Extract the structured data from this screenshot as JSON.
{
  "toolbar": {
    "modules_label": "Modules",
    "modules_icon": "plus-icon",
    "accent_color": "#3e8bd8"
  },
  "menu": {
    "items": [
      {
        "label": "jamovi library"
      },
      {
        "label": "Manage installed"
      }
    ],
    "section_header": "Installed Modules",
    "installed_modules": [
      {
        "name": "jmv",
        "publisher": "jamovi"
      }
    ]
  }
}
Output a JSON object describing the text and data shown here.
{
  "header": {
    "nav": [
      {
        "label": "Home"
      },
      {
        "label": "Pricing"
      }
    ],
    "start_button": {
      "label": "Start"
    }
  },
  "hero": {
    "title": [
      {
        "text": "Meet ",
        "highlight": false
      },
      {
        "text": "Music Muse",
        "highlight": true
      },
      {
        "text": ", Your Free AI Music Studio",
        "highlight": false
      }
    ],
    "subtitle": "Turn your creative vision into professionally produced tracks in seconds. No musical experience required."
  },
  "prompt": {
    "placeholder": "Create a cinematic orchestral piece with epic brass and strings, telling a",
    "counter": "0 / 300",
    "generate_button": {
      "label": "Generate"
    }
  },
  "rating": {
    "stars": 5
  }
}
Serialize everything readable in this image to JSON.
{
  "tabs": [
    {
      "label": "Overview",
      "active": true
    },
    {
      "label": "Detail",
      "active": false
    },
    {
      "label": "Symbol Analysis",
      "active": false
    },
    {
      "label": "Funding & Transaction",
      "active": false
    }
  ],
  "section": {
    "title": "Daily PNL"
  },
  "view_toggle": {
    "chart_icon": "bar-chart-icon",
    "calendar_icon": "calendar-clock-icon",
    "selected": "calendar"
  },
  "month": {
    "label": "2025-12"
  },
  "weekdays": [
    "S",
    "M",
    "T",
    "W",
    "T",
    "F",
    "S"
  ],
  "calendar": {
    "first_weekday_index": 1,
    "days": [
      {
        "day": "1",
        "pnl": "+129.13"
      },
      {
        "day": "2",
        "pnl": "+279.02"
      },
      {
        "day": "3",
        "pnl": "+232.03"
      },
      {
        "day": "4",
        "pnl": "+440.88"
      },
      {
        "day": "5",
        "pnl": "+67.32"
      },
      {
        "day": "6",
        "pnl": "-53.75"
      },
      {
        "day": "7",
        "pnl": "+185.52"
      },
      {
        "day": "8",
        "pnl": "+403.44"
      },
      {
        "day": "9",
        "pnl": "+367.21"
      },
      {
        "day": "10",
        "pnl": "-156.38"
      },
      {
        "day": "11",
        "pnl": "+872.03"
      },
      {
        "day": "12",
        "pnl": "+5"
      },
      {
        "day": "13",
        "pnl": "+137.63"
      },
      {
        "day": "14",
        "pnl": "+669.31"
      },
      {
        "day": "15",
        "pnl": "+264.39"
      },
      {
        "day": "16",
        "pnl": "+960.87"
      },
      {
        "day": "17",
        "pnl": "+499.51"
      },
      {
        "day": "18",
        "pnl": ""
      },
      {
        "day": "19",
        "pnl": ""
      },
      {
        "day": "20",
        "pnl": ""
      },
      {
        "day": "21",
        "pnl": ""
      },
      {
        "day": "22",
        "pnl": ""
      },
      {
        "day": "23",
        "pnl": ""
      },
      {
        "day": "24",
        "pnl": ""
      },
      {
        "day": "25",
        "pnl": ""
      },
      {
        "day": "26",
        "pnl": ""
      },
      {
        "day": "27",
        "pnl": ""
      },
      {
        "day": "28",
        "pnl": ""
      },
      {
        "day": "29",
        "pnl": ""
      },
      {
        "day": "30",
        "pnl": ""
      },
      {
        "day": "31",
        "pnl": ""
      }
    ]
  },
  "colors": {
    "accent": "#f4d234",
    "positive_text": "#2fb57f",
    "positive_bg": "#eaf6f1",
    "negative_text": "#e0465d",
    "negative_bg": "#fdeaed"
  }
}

• **WHAT TO DO**
Repeat all the entries word for word.

• **THE ANSWER**
Extract the structured data from this screenshot as JSON.
{
  "toolbar": {
    "modules_label": "Modules",
    "modules_icon": "plus-icon",
    "accent_color": "#3e8bd8"
  },
  "menu": {
    "items": [
      {
        "label": "jamovi library"
      },
      {
        "label": "Manage installed"
      }
    ],
    "section_header": "Installed Modules",
    "installed_modules": [
      {
        "name": "jmv",
        "publisher": "jamovi"
      }
    ]
  }
}
Output a JSON object describing the text and data shown here.
{
  "header": {
    "nav": [
      {
        "label": "Home"
      },
      {
        "label": "Pricing"
      }
    ],
    "start_button": {
      "label": "Start"
    }
  },
  "hero": {
    "title": [
      {
        "text": "Meet ",
        "highlight": false
      },
      {
        "text": "Music Muse",
        "highlight": true
      },
      {
        "text": ", Your Free AI Music Studio",
        "highlight": false
      }
    ],
    "subtitle": "Turn your creative vision into professionally produced tracks in seconds. No musical experience required."
  },
  "prompt": {
    "placeholder": "Create a cinematic orchestral piece with epic brass and strings, telling a",
    "counter": "0 / 300",
    "generate_button": {
      "label": "Generate"
    }
  },
  "rating": {
    "stars": 5
  }
}
Serialize everything readable in this image to JSON.
{
  "tabs": [
    {
      "label": "Overview",
      "active": true
    },
    {
      "label": "Detail",
      "active": false
    },
    {
      "label": "Symbol Analysis",
      "active": false
    },
    {
      "label": "Funding & Transaction",
      "active": false
    }
  ],
  "section": {
    "title": "Daily PNL"
  },
  "view_toggle": {
    "chart_icon": "bar-chart-icon",
    "calendar_icon": "calendar-clock-icon",
    "selected": "calendar"
  },
  "month": {
    "label": "2025-12"
  },
  "weekdays": [
    "S",
    "M",
    "T",
    "W",
    "T",
    "F",
    "S"
  ],
  "calendar": {
    "first_weekday_index": 1,
    "days": [
      {
        "day": "1",
        "pnl": "+129.13"
      },
      {
        "day": "2",
        "pnl": "+279.02"
      },
      {
        "day": "3",
        "pnl": "+232.03"
      },
      {
        "day": "4",
        "pnl": "+440.88"
      },
      {
        "day": "5",
        "pnl": "+67.32"
      },
      {
        "day": "6",
        "pnl": "-53.75"
      },
      {
        "day": "7",
        "pnl": "+185.52"
      },
      {
        "day": "8",
        "pnl": "+403.44"
      },
      {
        "day": "9",
        "pnl": "+367.21"
      },
      {
        "day": "10",
        "pnl": "-156.38"
      },
      {
        "day": "11",
        "pnl": "+872.03"
      },
      {
        "day": "12",
        "pnl": "+5"
      },
      {
        "day": "13",
        "pnl": "+137.63"
      },
      {
        "day": "14",
        "pnl": "+669.31"
      },
      {
        "day": "15",
        "pnl": "+264.39"
      },
      {
        "day": "16",
        "pnl": "+960.87"
      },
      {
        "day": "17",
        "pnl": "+499.51"
      },
      {
        "day": "18",
        "pnl": ""
      },
      {
        "day": "19",
        "pnl": ""
      },
      {
        "day": "20",
        "pnl": ""
      },
      {
        "day": "21",
        "pnl": ""
      },
      {
        "day": "22",
        "pnl": ""
      },
      {
        "day": "23",
        "pnl": ""
      },
      {
        "day": "24",
        "pnl": ""
      },
      {
        "day": "25",
        "pnl": ""
      },
      {
        "day": "26",
        "pnl": ""
      },
      {
        "day": "27",
        "pnl": ""
      },
      {
        "day": "28",
        "pnl": ""
      },
      {
        "day": "29",
        "pnl": ""
      },
      {
        "day": "30",
        "pnl": ""
      },
      {
        "day": "31",
        "pnl": ""
      }
    ]
  },
  "colors": {
    "accent": "#f4d234",
    "positive_text": "#2fb57f",
    "positive_bg": "#eaf6f1",
    "negative_text": "#e0465d",
    "negative_bg": "#fdeaed"
  }
}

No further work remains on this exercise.